### Task statement
Reproduce each of the lines word for word.

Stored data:
_ _ _ _
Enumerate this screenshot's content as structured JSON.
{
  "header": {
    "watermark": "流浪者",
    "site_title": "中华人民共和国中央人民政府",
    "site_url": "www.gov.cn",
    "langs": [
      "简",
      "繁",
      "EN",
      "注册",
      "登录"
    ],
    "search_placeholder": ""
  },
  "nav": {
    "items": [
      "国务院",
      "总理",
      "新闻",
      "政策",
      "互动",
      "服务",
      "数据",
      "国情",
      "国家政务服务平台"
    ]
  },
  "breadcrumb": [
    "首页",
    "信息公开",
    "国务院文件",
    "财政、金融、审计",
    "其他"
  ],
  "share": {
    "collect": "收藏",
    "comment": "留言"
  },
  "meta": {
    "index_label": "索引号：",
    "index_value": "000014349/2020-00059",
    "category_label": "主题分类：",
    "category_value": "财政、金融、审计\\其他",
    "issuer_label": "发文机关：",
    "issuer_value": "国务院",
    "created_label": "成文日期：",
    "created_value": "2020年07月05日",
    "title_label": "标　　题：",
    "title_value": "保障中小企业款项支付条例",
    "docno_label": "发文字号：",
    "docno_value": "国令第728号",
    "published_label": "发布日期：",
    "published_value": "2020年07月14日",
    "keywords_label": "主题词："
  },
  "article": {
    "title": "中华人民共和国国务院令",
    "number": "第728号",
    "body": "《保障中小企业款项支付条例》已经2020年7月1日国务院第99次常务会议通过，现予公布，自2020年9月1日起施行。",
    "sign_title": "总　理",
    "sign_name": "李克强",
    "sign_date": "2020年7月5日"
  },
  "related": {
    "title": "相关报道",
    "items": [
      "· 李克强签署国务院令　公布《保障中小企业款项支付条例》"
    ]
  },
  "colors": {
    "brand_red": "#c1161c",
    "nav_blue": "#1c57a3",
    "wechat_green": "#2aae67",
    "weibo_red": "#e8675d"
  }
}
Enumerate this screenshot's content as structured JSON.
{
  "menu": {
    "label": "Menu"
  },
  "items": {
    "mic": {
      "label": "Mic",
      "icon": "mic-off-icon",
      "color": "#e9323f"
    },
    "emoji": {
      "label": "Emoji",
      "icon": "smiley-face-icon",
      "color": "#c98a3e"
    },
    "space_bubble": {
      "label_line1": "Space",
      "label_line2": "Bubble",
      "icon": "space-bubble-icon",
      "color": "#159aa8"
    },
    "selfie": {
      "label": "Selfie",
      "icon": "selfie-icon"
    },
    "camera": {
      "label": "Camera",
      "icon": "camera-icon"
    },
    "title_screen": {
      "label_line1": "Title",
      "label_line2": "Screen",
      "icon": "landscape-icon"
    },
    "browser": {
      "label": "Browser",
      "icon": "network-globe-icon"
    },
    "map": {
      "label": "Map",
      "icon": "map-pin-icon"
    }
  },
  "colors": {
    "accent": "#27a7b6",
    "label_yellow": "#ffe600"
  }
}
_ _ _ _
### Exercise answer
Enumerate this screenshot's content as structured JSON.
{
  "header": {
    "watermark": "流浪者",
    "site_title": "中华人民共和国中央人民政府",
    "site_url": "www.gov.cn",
    "langs": [
      "简",
      "繁",
      "EN",
      "注册",
      "登录"
    ],
    "search_placeholder": ""
  },
  "nav": {
    "items": [
      "国务院",
      "总理",
      "新闻",
      "政策",
      "互动",
      "服务",
      "数据",
      "国情",
      "国家政务服务平台"
    ]
  },
  "breadcrumb": [
    "首页",
    "信息公开",
    "国务院文件",
    "财政、金融、审计",
    "其他"
  ],
  "share": {
    "collect": "收藏",
    "comment": "留言"
  },
  "meta": {
    "index_label": "索引号：",
    "index_value": "000014349/2020-00059",
    "category_label": "主题分类：",
    "category_value": "财政、金融、审计\\其他",
    "issuer_label": "发文机关：",
    "issuer_value": "国务院",
    "created_label": "成文日期：",
    "created_value": "2020年07月05日",
    "title_label": "标　　题：",
    "title_value": "保障中小企业款项支付条例",
    "docno_label": "发文字号：",
    "docno_value": "国令第728号",
    "published_label": "发布日期：",
    "published_value": "2020年07月14日",
    "keywords_label": "主题词："
  },
  "article": {
    "title": "中华人民共和国国务院令",
    "number": "第728号",
    "body": "《保障中小企业款项支付条例》已经2020年7月1日国务院第99次常务会议通过，现予公布，自2020年9月1日起施行。",
    "sign_title": "总　理",
    "sign_name": "李克强",
    "sign_date": "2020年7月5日"
  },
  "related": {
    "title": "相关报道",
    "items": [
      "· 李克强签署国务院令　公布《保障中小企业款项支付条例》"
    ]
  },
  "colors": {
    "brand_red": "#c1161c",
    "nav_blue": "#1c57a3",
    "wechat_green": "#2aae67",
    "weibo_red": "#e8675d"
  }
}
Enumerate this screenshot's content as structured JSON.
{
  "menu": {
    "label": "Menu"
  },
  "items": {
    "mic": {
      "label": "Mic",
      "icon": "mic-off-icon",
      "color": "#e9323f"
    },
    "emoji": {
      "label": "Emoji",
      "icon": "smiley-face-icon",
      "color": "#c98a3e"
    },
    "space_bubble": {
      "label_line1": "Space",
      "label_line2": "Bubble",
      "icon": "space-bubble-icon",
      "color": "#159aa8"
    },
    "selfie": {
      "label": "Selfie",
      "icon": "selfie-icon"
    },
    "camera": {
      "label": "Camera",
      "icon": "camera-icon"
    },
    "title_screen": {
      "label_line1": "Title",
      "label_line2": "Screen",
      "icon": "landscape-icon"
    },
    "browser": {
      "label": "Browser",
      "icon": "network-globe-icon"
    },
    "map": {
      "label": "Map",
      "icon": "map-pin-icon"
    }
  },
  "colors": {
    "accent": "#27a7b6",
    "label_yellow": "#ffe600"
  }
}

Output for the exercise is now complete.